# Challenge
Give the number of lines containing "named" in this listing, with no other words.

# Entries shown
——

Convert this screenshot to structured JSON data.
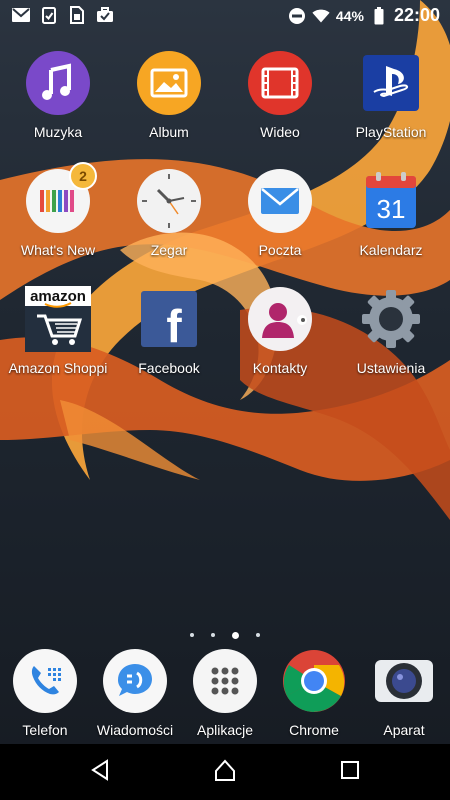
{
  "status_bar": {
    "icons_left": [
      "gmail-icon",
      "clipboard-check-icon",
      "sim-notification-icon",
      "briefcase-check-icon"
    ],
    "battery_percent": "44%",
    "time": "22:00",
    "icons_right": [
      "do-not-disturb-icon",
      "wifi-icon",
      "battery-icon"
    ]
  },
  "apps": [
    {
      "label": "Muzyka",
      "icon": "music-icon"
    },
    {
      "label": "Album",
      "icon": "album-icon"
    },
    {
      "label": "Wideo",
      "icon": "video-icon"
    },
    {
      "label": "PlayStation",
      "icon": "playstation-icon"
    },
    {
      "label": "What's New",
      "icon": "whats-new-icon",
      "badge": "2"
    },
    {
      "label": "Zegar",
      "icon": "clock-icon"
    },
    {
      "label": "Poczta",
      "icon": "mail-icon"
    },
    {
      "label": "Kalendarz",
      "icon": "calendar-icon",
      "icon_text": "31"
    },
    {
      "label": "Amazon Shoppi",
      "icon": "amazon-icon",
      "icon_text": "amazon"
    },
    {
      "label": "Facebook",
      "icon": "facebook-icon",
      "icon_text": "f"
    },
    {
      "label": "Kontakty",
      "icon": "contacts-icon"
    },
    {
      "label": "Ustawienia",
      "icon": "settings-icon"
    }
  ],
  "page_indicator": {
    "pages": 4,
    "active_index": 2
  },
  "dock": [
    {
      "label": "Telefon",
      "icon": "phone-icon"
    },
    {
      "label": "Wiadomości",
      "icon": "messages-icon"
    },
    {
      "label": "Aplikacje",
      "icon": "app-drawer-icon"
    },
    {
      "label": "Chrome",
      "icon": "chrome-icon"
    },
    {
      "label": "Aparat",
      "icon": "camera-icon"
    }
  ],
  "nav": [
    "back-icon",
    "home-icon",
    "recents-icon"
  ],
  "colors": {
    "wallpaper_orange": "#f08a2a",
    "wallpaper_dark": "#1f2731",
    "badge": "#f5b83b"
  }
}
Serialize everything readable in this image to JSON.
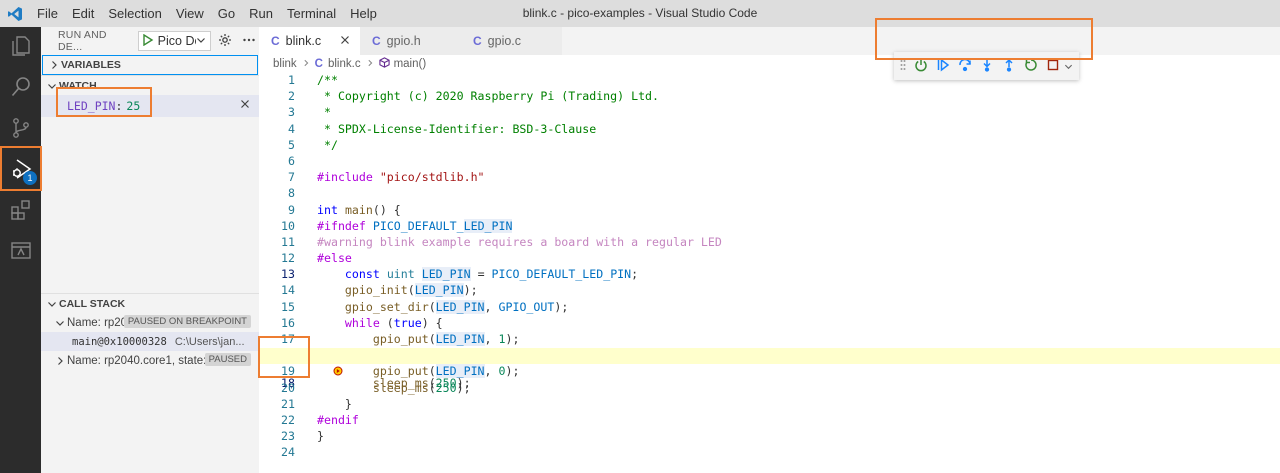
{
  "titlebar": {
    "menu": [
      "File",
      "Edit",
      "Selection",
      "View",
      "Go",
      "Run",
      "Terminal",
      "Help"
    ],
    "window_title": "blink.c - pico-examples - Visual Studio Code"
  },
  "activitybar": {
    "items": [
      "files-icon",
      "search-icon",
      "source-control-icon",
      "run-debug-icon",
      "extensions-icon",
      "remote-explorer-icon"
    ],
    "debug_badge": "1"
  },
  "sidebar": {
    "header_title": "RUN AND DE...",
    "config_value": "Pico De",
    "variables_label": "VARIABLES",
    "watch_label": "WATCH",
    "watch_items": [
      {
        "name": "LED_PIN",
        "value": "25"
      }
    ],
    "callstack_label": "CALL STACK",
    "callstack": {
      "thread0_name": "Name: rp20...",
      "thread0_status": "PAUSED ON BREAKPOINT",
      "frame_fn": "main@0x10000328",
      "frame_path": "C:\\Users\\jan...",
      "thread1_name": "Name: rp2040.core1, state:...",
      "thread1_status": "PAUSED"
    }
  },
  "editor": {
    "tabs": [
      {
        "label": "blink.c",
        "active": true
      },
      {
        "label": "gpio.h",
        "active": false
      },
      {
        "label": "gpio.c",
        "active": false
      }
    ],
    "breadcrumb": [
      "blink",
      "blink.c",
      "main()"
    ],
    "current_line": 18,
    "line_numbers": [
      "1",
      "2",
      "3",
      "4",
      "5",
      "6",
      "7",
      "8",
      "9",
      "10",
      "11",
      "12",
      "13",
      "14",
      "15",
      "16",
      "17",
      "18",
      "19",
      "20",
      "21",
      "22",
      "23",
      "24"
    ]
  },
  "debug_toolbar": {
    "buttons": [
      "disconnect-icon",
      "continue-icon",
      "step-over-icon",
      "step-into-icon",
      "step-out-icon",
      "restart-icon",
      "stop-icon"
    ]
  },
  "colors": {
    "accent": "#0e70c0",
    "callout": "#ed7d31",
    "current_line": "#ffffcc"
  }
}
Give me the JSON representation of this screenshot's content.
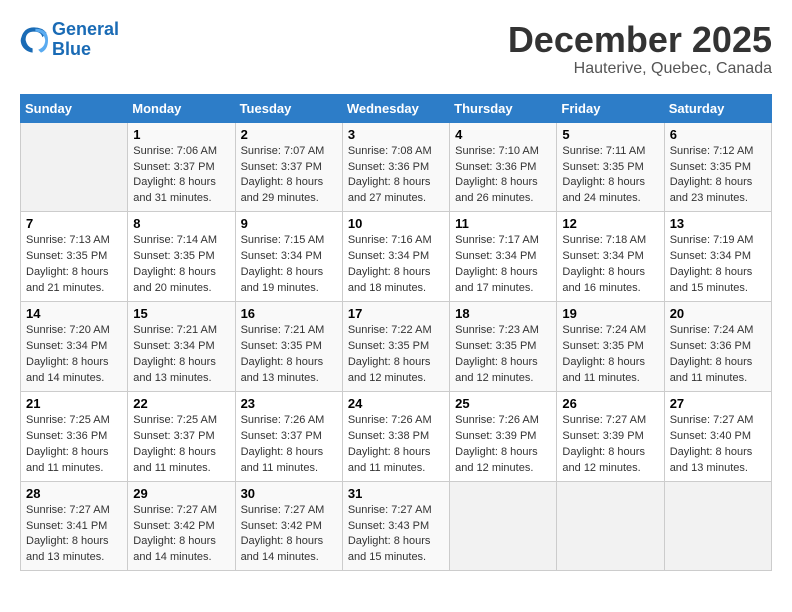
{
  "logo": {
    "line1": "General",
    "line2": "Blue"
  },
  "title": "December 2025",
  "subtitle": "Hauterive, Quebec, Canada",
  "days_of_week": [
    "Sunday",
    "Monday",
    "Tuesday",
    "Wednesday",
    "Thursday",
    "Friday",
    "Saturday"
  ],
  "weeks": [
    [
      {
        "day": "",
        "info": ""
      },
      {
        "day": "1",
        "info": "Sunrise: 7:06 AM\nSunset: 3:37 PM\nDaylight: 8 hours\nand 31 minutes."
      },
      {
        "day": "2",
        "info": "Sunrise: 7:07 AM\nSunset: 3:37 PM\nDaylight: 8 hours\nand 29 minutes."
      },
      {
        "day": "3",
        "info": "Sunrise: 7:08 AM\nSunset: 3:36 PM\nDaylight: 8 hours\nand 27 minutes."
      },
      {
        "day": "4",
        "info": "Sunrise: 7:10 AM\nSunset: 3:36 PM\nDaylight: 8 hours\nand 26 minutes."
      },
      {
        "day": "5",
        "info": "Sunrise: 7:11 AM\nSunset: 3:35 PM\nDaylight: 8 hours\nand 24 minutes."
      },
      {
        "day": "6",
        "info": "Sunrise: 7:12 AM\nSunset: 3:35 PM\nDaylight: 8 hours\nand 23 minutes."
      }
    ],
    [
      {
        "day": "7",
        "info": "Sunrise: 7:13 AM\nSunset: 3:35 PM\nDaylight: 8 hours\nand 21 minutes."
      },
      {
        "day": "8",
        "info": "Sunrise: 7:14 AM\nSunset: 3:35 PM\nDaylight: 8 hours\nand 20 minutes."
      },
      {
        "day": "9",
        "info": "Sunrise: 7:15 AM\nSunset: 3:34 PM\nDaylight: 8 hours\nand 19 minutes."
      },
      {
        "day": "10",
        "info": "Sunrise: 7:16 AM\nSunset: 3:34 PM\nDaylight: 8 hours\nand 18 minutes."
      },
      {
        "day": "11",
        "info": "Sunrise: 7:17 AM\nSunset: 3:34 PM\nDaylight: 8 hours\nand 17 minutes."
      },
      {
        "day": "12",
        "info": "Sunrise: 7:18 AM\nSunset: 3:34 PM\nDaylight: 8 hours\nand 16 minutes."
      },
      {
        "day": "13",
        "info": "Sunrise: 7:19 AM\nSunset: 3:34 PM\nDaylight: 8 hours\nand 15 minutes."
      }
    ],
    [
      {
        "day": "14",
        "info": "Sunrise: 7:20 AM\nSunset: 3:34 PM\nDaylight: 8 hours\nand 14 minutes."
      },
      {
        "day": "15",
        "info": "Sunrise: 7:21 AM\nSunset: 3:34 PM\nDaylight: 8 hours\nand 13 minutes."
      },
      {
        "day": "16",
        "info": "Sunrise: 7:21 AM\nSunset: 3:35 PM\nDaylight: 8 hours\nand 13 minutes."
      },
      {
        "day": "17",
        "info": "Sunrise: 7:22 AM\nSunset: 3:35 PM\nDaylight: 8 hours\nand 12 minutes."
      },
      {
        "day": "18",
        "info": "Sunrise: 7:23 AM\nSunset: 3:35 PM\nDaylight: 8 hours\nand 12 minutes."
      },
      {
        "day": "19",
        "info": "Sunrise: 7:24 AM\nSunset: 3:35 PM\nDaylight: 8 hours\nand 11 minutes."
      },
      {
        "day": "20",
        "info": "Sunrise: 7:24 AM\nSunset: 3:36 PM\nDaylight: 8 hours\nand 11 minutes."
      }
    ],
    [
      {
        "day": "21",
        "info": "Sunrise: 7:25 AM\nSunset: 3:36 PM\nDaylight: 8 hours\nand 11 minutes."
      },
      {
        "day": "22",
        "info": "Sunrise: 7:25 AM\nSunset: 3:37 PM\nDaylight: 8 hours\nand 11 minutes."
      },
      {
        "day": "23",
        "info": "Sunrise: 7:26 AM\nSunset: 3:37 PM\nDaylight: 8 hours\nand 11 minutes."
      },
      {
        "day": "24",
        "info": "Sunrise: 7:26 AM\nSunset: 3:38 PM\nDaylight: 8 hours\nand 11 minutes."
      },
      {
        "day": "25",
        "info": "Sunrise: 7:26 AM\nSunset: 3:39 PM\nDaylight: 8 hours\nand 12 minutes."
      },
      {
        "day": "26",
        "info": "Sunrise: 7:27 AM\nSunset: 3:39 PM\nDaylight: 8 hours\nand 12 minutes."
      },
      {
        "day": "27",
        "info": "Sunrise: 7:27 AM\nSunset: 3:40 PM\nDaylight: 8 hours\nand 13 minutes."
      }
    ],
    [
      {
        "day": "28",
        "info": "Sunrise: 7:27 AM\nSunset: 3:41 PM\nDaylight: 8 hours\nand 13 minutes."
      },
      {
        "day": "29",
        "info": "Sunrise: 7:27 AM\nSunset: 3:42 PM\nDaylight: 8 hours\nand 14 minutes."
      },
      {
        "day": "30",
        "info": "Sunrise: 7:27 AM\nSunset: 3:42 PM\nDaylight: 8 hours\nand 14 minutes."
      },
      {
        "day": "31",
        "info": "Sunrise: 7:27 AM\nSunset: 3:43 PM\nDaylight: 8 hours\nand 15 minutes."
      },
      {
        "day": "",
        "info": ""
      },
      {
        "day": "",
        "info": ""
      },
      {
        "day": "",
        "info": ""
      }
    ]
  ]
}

——

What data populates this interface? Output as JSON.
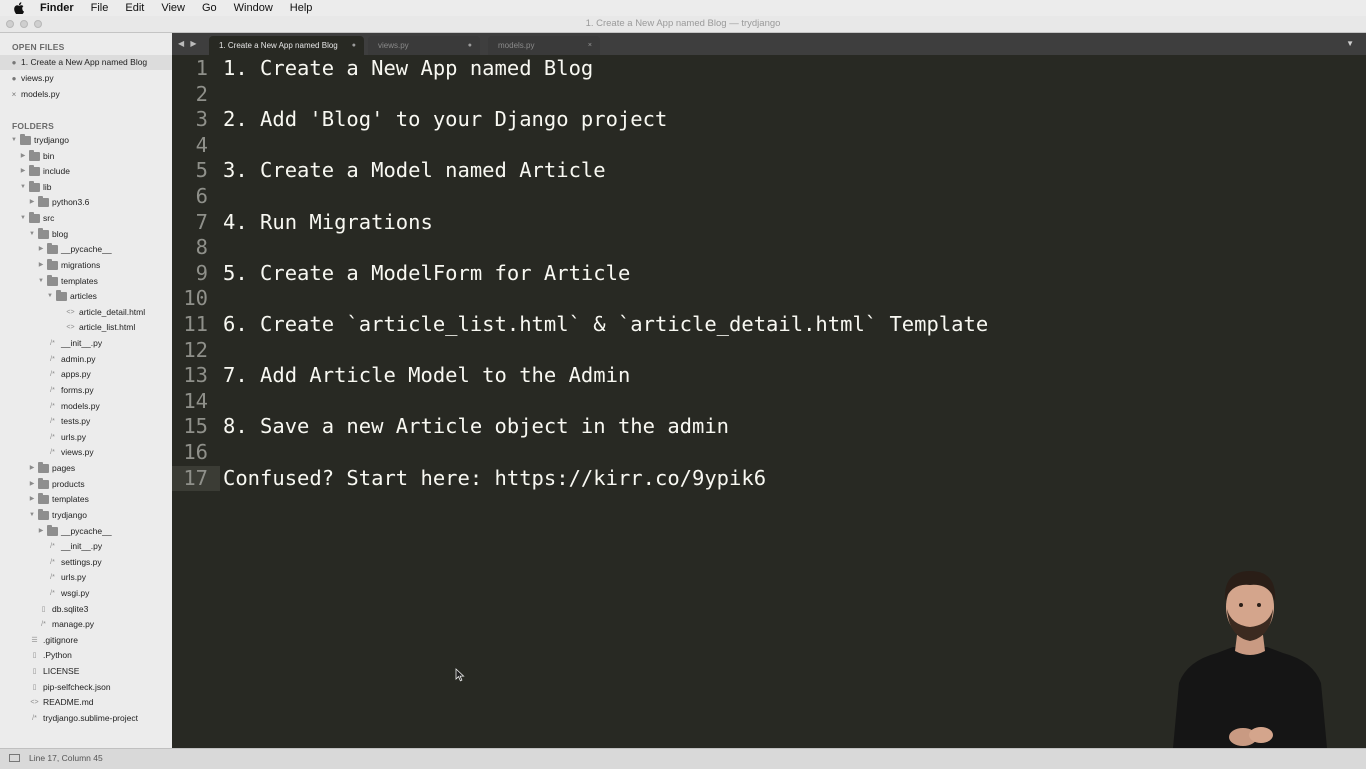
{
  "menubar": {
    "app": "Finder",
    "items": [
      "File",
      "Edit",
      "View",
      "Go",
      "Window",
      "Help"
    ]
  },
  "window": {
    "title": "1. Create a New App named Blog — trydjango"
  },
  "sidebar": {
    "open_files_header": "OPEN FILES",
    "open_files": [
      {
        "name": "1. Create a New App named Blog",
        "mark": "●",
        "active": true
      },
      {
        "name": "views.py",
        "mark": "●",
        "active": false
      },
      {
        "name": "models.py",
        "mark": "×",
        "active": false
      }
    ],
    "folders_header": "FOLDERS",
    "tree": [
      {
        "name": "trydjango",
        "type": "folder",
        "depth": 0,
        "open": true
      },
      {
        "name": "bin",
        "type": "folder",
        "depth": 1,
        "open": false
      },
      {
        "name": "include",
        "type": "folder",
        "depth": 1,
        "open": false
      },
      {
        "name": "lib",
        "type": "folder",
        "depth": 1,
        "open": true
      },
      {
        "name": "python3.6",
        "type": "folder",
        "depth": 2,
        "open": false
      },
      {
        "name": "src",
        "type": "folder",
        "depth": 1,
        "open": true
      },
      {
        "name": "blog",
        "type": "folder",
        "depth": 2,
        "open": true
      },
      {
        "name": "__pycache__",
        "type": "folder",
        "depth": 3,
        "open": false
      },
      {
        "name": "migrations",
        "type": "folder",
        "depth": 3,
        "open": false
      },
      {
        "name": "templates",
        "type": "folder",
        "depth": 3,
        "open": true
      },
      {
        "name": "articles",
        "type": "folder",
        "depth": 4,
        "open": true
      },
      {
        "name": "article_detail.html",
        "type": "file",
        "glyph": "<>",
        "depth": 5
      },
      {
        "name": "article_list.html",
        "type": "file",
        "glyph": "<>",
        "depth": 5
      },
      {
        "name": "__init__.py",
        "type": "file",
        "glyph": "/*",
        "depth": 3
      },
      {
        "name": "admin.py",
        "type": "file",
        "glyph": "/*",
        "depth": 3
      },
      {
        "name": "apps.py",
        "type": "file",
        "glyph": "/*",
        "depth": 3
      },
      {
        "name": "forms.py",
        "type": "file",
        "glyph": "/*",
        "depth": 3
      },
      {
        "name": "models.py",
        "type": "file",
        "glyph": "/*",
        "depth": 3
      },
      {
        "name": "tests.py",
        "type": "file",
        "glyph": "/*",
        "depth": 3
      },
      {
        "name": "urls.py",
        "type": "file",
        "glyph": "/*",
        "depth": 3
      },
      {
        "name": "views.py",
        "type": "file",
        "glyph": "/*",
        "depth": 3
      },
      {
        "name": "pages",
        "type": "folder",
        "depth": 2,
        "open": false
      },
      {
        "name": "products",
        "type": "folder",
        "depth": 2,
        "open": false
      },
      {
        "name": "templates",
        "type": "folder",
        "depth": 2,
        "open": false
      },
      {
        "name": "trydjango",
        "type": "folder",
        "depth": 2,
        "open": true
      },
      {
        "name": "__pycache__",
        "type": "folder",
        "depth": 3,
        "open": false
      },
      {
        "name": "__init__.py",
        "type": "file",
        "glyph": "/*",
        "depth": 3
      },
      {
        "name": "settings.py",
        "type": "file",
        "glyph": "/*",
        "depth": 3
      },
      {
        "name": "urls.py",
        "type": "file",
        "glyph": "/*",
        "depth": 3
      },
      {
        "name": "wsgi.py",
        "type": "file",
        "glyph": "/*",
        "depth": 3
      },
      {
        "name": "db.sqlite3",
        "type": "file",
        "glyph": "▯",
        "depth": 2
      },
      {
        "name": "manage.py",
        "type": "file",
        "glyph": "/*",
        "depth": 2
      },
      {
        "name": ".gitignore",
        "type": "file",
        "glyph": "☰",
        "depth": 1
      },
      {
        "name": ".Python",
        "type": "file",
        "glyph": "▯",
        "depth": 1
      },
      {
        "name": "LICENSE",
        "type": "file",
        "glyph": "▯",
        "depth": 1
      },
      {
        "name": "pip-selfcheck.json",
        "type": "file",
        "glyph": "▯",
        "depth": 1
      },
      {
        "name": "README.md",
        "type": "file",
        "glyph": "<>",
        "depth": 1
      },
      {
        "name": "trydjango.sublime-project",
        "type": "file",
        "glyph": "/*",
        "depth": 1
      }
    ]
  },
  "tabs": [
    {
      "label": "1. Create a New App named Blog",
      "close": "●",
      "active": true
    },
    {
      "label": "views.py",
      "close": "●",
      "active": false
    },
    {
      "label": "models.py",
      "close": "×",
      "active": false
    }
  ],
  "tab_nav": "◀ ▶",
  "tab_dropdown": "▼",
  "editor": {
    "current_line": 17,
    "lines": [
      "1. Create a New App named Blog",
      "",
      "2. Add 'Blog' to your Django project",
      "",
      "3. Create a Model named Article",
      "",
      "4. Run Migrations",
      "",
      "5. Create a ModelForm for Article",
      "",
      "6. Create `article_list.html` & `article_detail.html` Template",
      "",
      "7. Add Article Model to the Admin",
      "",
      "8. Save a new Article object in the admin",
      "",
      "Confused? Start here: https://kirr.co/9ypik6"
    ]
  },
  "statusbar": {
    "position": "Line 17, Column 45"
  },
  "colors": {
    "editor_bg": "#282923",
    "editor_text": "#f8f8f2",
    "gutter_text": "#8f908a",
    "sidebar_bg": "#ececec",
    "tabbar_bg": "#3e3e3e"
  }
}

——

# Complete response
5